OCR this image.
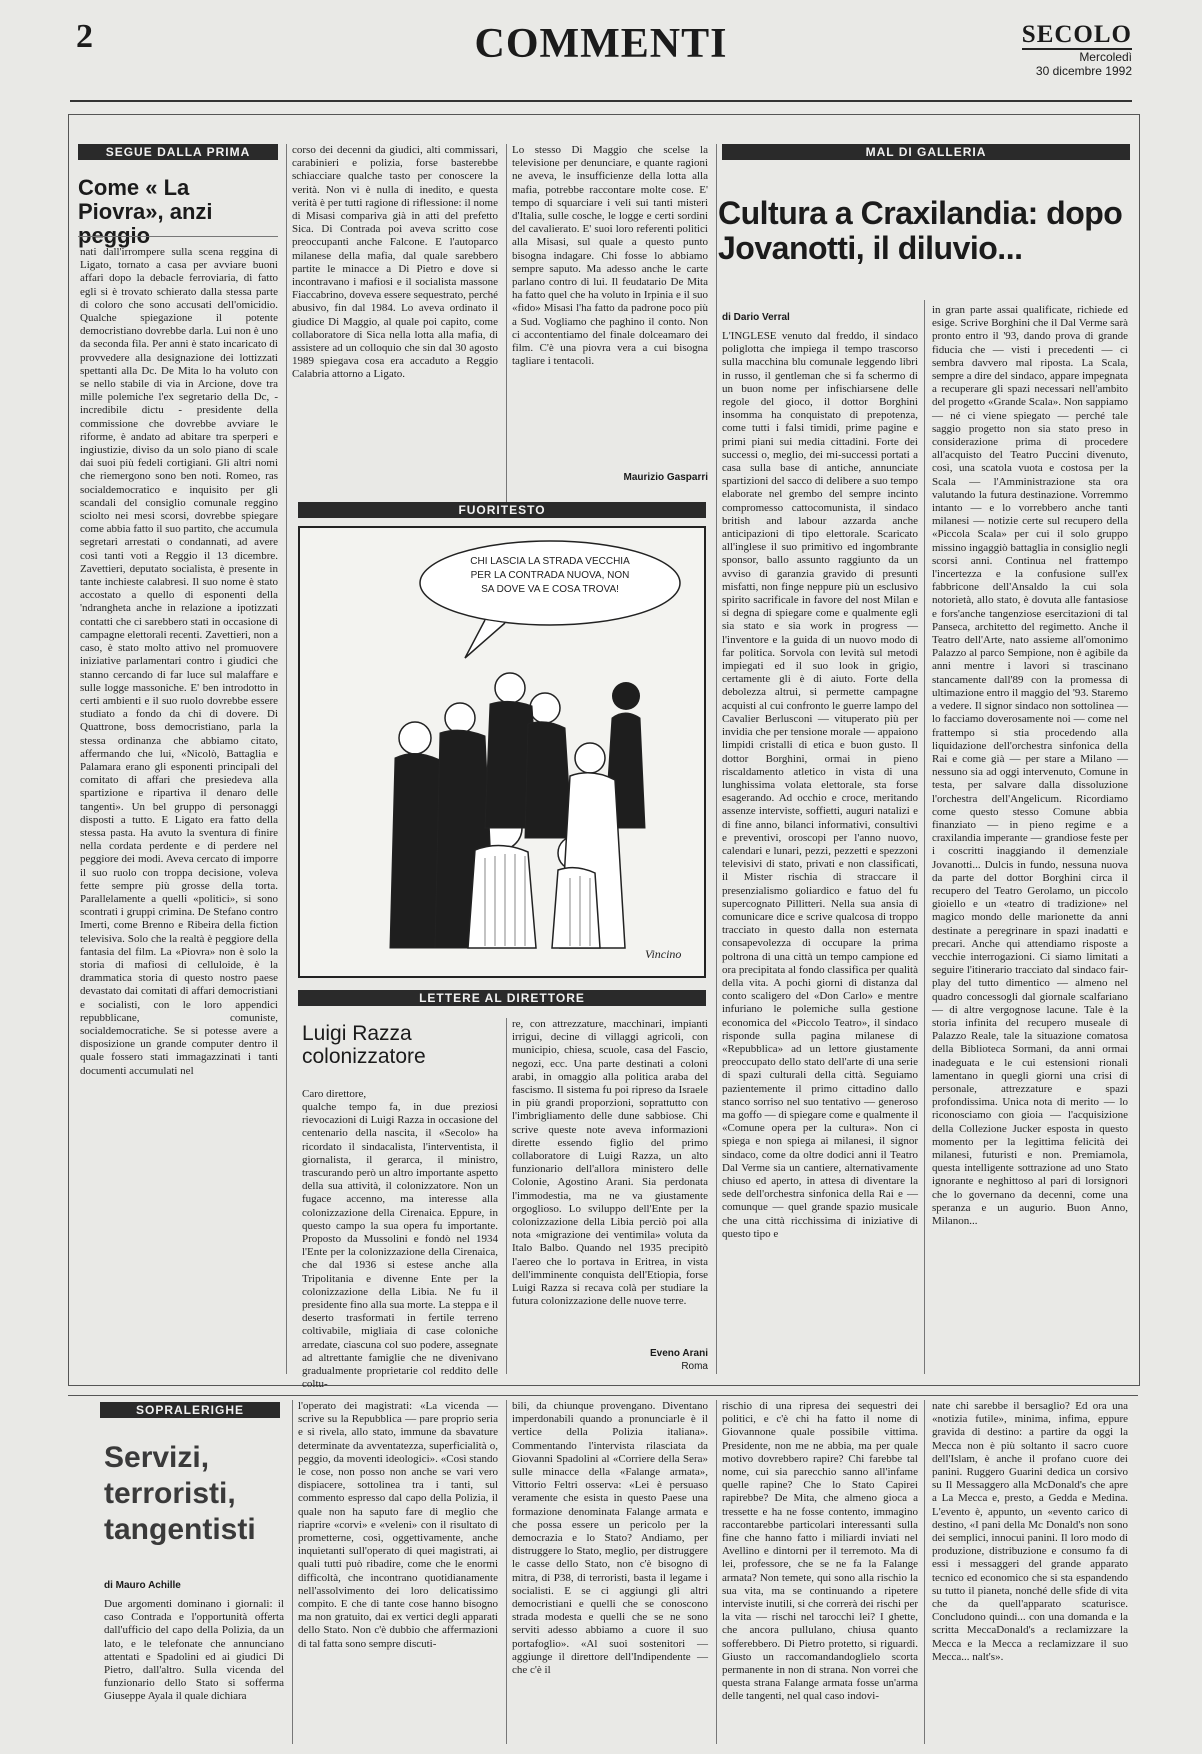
2	COMMENTI	SECOLO
Mercoledì
30 dicembre 1992
SEGUE DALLA PRIMA
Come « La Piovra», anzi peggio
nati dall'irrompere sulla scena reggina di Ligato, tornato a casa per avviare buoni affari dopo la debacle ferroviaria, di fatto egli si è trovato schierato dalla stessa parte di coloro che sono accusati dell'omicidio. Qualche spiegazione il potente democristiano dovrebbe darla. Lui non è uno da seconda fila. Per anni è stato incaricato di provvedere alla designazione dei lottizzati spettanti alla Dc. De Mita lo ha voluto con se nello stabile di via in Arcione, dove tra mille polemiche l'ex segretario della Dc, - incredibile dictu - presidente della commissione che dovrebbe avviare le riforme, è andato ad abitare tra sperperi e ingiustizie, diviso da un solo piano di scale dai suoi più fedeli cortigiani. Gli altri nomi che riemergono sono ben noti. Romeo, ras socialdemocratico e inquisito per gli scandali del consiglio comunale reggino sciolto nei mesi scorsi, dovrebbe spiegare come abbia fatto il suo partito, che accumula segretari arrestati o condannati, ad avere così tanti voti a Reggio il 13 dicembre. Zavettieri, deputato socialista, è presente in tante inchieste calabresi. Il suo nome è stato accostato a quello di esponenti della 'ndrangheta anche in relazione a ipotizzati contatti che ci sarebbero stati in occasione di campagne elettorali recenti. Zavettieri, non a caso, è stato molto attivo nel promuovere iniziative parlamentari contro i giudici che stanno cercando di far luce sul malaffare e sulle logge massoniche. E' ben introdotto in certi ambienti e il suo ruolo dovrebbe essere studiato a fondo da chi di dovere. Di Quattrone, boss democristiano, parla la stessa ordinanza che abbiamo citato, affermando che lui, «Nicolò, Battaglia e Palamara erano gli esponenti principali del comitato di affari che presiedeva alla spartizione e ripartiva il denaro delle tangenti». Un bel gruppo di personaggi disposti a tutto. E Ligato era fatto della stessa pasta. Ha avuto la sventura di finire nella cordata perdente e di perdere nel peggiore dei modi. Aveva cercato di imporre il suo ruolo con troppa decisione, voleva fette sempre più grosse della torta. Parallelamente a quelli «politici», si sono scontrati i gruppi crimina. De Stefano contro Imerti, come Brenno e Ribeira della fiction televisiva. Solo che la realtà è peggiore della fantasia del film. La «Piovra» non è solo la storia di mafiosi di celluloide, è la drammatica storia di questo nostro paese devastato dai comitati di affari democristiani e socialisti, con le loro appendici repubblicane, comuniste, socialdemocratiche. Se si potesse avere a disposizione un grande computer dentro il quale fossero stati immagazzinati i tanti documenti accumulati nel
corso dei decenni da giudici, alti commissari, carabinieri e polizia, forse basterebbe schiacciare qualche tasto per conoscere la verità. Non vi è nulla di inedito, e questa verità è per tutti ragione di riflessione: il nome di Misasi compariva già in atti del prefetto Sica. Di Contrada poi aveva scritto cose preoccupanti anche Falcone. E l'autoparco milanese della mafia, dal quale sarebbero partite le minacce a Di Pietro e dove si incontravano i mafiosi e il socialista massone Fiaccabrino, doveva essere sequestrato, perché abusivo, fin dal 1984. Lo aveva ordinato il giudice Di Maggio, al quale poi capito, come collaboratore di Sica nella lotta alla mafia, di assistere ad un colloquio che sin dal 30 agosto 1989 spiegava cosa era accaduto a Reggio Calabria attorno a Ligato.
Lo stesso Di Maggio che scelse la televisione per denunciare, e quante ragioni ne aveva, le insufficienze della lotta alla mafia, potrebbe raccontare molte cose. E' tempo di squarciare i veli sui tanti misteri d'Italia, sulle cosche, le logge e certi sordini del cavalierato. E' suoi loro referenti politici alla Misasi, sul quale a questo punto bisogna indagare. Chi fosse lo abbiamo sempre saputo. Ma adesso anche le carte parlano contro di lui. Il feudatario De Mita ha fatto quel che ha voluto in Irpinia e il suo «fido» Misasi l'ha fatto da padrone poco più a Sud. Vogliamo che paghino il conto. Non ci accontentiamo del finale dolceamaro dei film. C'è una piovra vera a cui bisogna tagliare i tentacoli.
Maurizio Gasparri
FUORITESTO
CHI LASCIA LA STRADA VECCHIA
PER LA CONTRADA NUOVA, NON
SA DOVE VA E COSA TROVA!
Vincino
LETTERE AL DIRETTORE
Luigi Razza colonizzatore
Caro direttore,
qualche tempo fa, in due preziosi rievocazioni di Luigi Razza in occasione del centenario della nascita, il «Secolo» ha ricordato il sindacalista, l'interventista, il giornalista, il gerarca, il ministro, trascurando però un altro importante aspetto della sua attività, il colonizzatore. Non un fugace accenno, ma interesse alla colonizzazione della Cirenaica. Eppure, in questo campo la sua opera fu importante. Proposto da Mussolini e fondò nel 1934 l'Ente per la colonizzazione della Cirenaica, che dal 1936 si estese anche alla Tripolitania e divenne Ente per la colonizzazione della Libia. Ne fu il presidente fino alla sua morte. La steppa e il deserto trasformati in fertile terreno coltivabile, migliaia di case coloniche arredate, ciascuna col suo podere, assegnate ad altrettante famiglie che ne divenivano gradualmente proprietarie col reddito delle coltu-
re, con attrezzature, macchinari, impianti irrigui, decine di villaggi agricoli, con municipio, chiesa, scuole, casa del Fascio, negozi, ecc. Una parte destinati a coloni arabi, in omaggio alla politica araba del fascismo. Il sistema fu poi ripreso da Israele in più grandi proporzioni, soprattutto con l'imbrigliamento delle dune sabbiose. Chi scrive queste note aveva informazioni dirette essendo figlio del primo collaboratore di Luigi Razza, un alto funzionario dell'allora ministero delle Colonie, Agostino Arani. Sia perdonata l'immodestia, ma ne va giustamente orgoglioso. Lo sviluppo dell'Ente per la colonizzazione della Libia perciò poi alla nota «migrazione dei ventimila» voluta da Italo Balbo. Quando nel 1935 precipitò l'aereo che lo portava in Eritrea, in vista dell'imminente conquista dell'Etiopia, forse Luigi Razza si recava colà per studiare la futura colonizzazione delle nuove terre.
Eveno Arani
Roma
MAL DI GALLERIA
Cultura a Craxilandia: dopo Jovanotti, il diluvio...
di Dario Verral
L'INGLESE venuto dal freddo, il sindaco poliglotta che impiega il tempo trascorso sulla macchina blu comunale leggendo libri in russo, il gentleman che si fa schermo di un buon nome per infischiarsene delle regole del gioco, il dottor Borghini insomma ha conquistato di prepotenza, come tutti i falsi timidi, prime pagine e primi piani sui media cittadini. Forte dei successi o, meglio, dei mi-successi portati a casa sulla base di antiche, annunciate spartizioni del sacco di delibere a suo tempo elaborate nel grembo del sempre incinto compromesso cattocomunista, il sindaco british and labour azzarda anche anticipazioni di tipo elettorale. Scaricato all'inglese il suo primitivo ed ingombrante sponsor, ballo assunto raggiunto da un avviso di garanzia gravido di presunti misfatti, non finge neppure più un esclusivo spirito sacrificale in favore del nost Milan e si degna di spiegare come e qualmente egli sia stato e sia work in progress — l'inventore e la guida di un nuovo modo di far politica. Sorvola con levità sul metodi impiegati ed il suo look in grigio, certamente gli è di aiuto. Forte della debolezza altrui, si permette campagne acquisti al cui confronto le guerre lampo del Cavalier Berlusconi — vituperato più per invidia che per tensione morale — appaiono limpidi cristalli di etica e buon gusto. Il dottor Borghini, ormai in pieno riscaldamento atletico in vista di una lunghissima volata elettorale, sta forse esagerando. Ad occhio e croce, meritando assenze interviste, soffietti, auguri natalizi e di fine anno, bilanci informativi, consultivi e preventivi, oroscopi per l'anno nuovo, calendari e lunari, pezzi, pezzetti e spezzoni televisivi di stato, privati e non classificati, il Mister rischia di straccare il presenzialismo goliardico e fatuo del fu supercognato Pillitteri. Nella sua ansia di comunicare dice e scrive qualcosa di troppo tracciato in questo dalla non esternata consapevolezza di occupare la prima poltrona di una città un tempo campione ed ora precipitata al fondo classifica per qualità della vita. A pochi giorni di distanza dal conto scaligero del «Don Carlo» e mentre infuriano le polemiche sulla gestione economica del «Piccolo Teatro», il sindaco risponde sulla pagina milanese di «Repubblica» ad un lettore giustamente preoccupato dello stato dell'arte di una serie di spazi culturali della città. Seguiamo pazientemente il primo cittadino dallo stanco sorriso nel suo tentativo — generoso ma goffo — di spiegare come e qualmente il «Comune opera per la cultura». Non ci spiega e non spiega ai milanesi, il signor sindaco, come da oltre dodici anni il Teatro Dal Verme sia un cantiere, alternativamente chiuso ed aperto, in attesa di diventare la sede dell'orchestra sinfonica della Rai e — comunque — quel grande spazio musicale che una città ricchissima di iniziative di questo tipo e
in gran parte assai qualificate, richiede ed esige. Scrive Borghini che il Dal Verme sarà pronto entro il '93, dando prova di grande fiducia che — visti i precedenti — ci sembra davvero mal riposta. La Scala, sempre a dire del sindaco, appare impegnata a recuperare gli spazi necessari nell'ambito del progetto «Grande Scala». Non sappiamo — né ci viene spiegato — perché tale saggio progetto non sia stato preso in considerazione prima di procedere all'acquisto del Teatro Puccini divenuto, così, una scatola vuota e costosa per la Scala — l'Amministrazione sta ora valutando la futura destinazione. Vorremmo intanto — e lo vorrebbero anche tanti milanesi — notizie certe sul recupero della «Piccola Scala» per cui il solo gruppo missino ingaggiò battaglia in consiglio negli scorsi anni. Continua nel frattempo l'incertezza e la confusione sull'ex fabbricone dell'Ansaldo la cui sola notorietà, allo stato, è dovuta alle fantasiose e fors'anche tangenziose esercitazioni di tal Panseca, architetto del regimetto. Anche il Teatro dell'Arte, nato assieme all'omonimo Palazzo al parco Sempione, non è agibile da anni mentre i lavori si trascinano stancamente dall'89 con la promessa di ultimazione entro il maggio del '93. Staremo a vedere. Il signor sindaco non sottolinea — lo facciamo doverosamente noi — come nel frattempo si stia procedendo alla liquidazione dell'orchestra sinfonica della Rai e come già — per stare a Milano — nessuno sia ad oggi intervenuto, Comune in testa, per salvare dalla dissoluzione l'orchestra dell'Angelicum. Ricordiamo come questo stesso Comune abbia finanziato — in pieno regime e a craxilandia imperante — grandiose feste per i coscritti inaggiando il demenziale Jovanotti... Dulcis in fundo, nessuna nuova da parte del dottor Borghini circa il recupero del Teatro Gerolamo, un piccolo gioiello e un «teatro di tradizione» nel magico mondo delle marionette da anni destinate a peregrinare in spazi inadatti e precari. Anche qui attendiamo risposte a vecchie interrogazioni. Ci siamo limitati a seguire l'itinerario tracciato dal sindaco fair-play del tutto dimentico — almeno nel quadro concessogli dal giornale scalfariano — di altre vergognose lacune. Tale è la storia infinita del recupero museale di Palazzo Reale, tale la situazione comatosa della Biblioteca Sormani, da anni ormai inadeguata e le cui estensioni rionali lamentano in quegli giorni una crisi di personale, attrezzature e spazi profondissima. Unica nota di merito — lo riconosciamo con gioia — l'acquisizione della Collezione Jucker esposta in questo momento per la legittima felicità dei milanesi, futuristi e non. Premiamola, questa intelligente sottrazione ad uno Stato ignorante e neghittoso al pari di lorsignori che lo governano da decenni, come una speranza e un augurio. Buon Anno, Milanon...
SOPRALERIGHE
Servizi, terroristi, tangentisti
di Mauro Achille
Due argomenti dominano i giornali: il caso Contrada e l'opportunità offerta dall'ufficio del capo della Polizia, da un lato, e le telefonate che annunciano attentati e Spadolini ed ai giudici Di Pietro, dall'altro. Sulla vicenda del funzionario dello Stato si sofferma Giuseppe Ayala il quale dichiara
l'operato dei magistrati: «La vicenda — scrive su la Repubblica — pare proprio seria e si rivela, allo stato, immune da sbavature determinate da avventatezza, superficialità o, peggio, da moventi ideologici». «Così stando le cose, non posso non anche se vari vero dispiacere, sottolinea tra i tanti, sul commento espresso dal capo della Polizia, il quale non ha saputo fare di meglio che riaprire «corvi» e «veleni» con il risultato di prometterne, così, oggettivamente, anche inquietanti sull'operato di quei magistrati, ai quali tutti può ribadire, come che le enormi difficoltà, che incontrano quotidianamente nell'assolvimento dei loro delicatissimo compito. E che di tante cose hanno bisogno ma non gratuito, dai ex vertici degli apparati dello Stato. Non c'è dubbio che affermazioni di tal fatta sono sempre discuti-
bili, da chiunque provengano. Diventano imperdonabili quando a pronunciarle è il vertice della Polizia italiana». Commentando l'intervista rilasciata da Giovanni Spadolini al «Corriere della Sera» sulle minacce della «Falange armata», Vittorio Feltri osserva: «Lei è persuaso veramente che esista in questo Paese una formazione denominata Falange armata e che possa essere un pericolo per la democrazia e lo Stato? Andiamo, per distruggere lo Stato, meglio, per distruggere le casse dello Stato, non c'è bisogno di mitra, di P38, di terroristi, basta il legame i socialisti. E se ci aggiungi gli altri democristiani e quelli che se conoscono strada modesta e quelli che se ne sono serviti adesso abbiamo a cuore il suo portafoglio». «Al suoi sostenitori — aggiunge il direttore dell'Indipendente — che c'è il
rischio di una ripresa dei sequestri dei politici, e c'è chi ha fatto il nome di Giovannone quale possibile vittima. Presidente, non me ne abbia, ma per quale motivo dovrebbero rapire? Chi farebbe tal nome, cui sia parecchio sanno all'infame quelle rapine? Che lo Stato Capirei rapirebbe? De Mita, che almeno gioca a tressette e ha ne fosse contento, immagino raccontarebbe particolari interessanti sulla fine che hanno fatto i miliardi inviati nel Avellino e dintorni per il terremoto. Ma di lei, professore, che se ne fa la Falange armata? Non temete, qui sono alla rischio la sua vita, ma se continuando a ripetere interviste inutili, si che correrà dei rischi per la vita — rischi nel tarocchi lei? I ghette, che ancora pullulano, chiusa quanto sofferebbero. Di Pietro protetto, si riguardi. Giusto un raccomandandoglielo scorta permanente in non di strana. Non vorrei che questa strana Falange armata fosse un'arma delle tangenti, nel qual caso indovi-
nate chi sarebbe il bersaglio? Ed ora una «notizia futile», minima, infima, eppure gravida di destino: a partire da oggi la Mecca non è più soltanto il sacro cuore dell'Islam, è anche il profano cuore dei panini. Ruggero Guarini dedica un corsivo su Il Messaggero alla McDonald's che apre a La Mecca e, presto, a Gedda e Medina. L'evento è, appunto, un «evento carico di destino, «I pani della Mc Donald's non sono dei semplici, innocui panini. Il loro modo di produzione, distribuzione e consumo fa di essi i messaggeri del grande apparato tecnico ed economico che si sta espandendo su tutto il pianeta, nonché delle sfide di vita che da quell'apparato scaturisce. Concludono quindi... con una domanda e la scritta MeccaDonald's a reclamizzare la Mecca e la Mecca a reclamizzare il suo Mecca... nalt's».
========================================
WHAT IS REQUIRED:
From the entries, copy out each line containing the word "Arani".

RESPONSE TO THIS TASK:
re, con attrezzature, macchinari, impianti irrigui, decine di villaggi agricoli, con municipio, chiesa, scuole, casa del Fascio, negozi, ecc. Una parte destinati a coloni arabi, in omaggio alla politica araba del fascismo. Il sistema fu poi ripreso da Israele in più grandi proporzioni, soprattutto con l'imbrigliamento delle dune sabbiose. Chi scrive queste note aveva informazioni dirette essendo figlio del primo collaboratore di Luigi Razza, un alto funzionario dell'allora ministero delle Colonie, Agostino Arani. Sia perdonata l'immodestia, ma ne va giustamente orgoglioso. Lo sviluppo dell'Ente per la colonizzazione della Libia perciò poi alla nota «migrazione dei ventimila» voluta da Italo Balbo. Quando nel 1935 precipitò l'aereo che lo portava in Eritrea, in vista dell'imminente conquista dell'Etiopia, forse Luigi Razza si recava colà per studiare la futura colonizzazione delle nuove terre.
Eveno Arani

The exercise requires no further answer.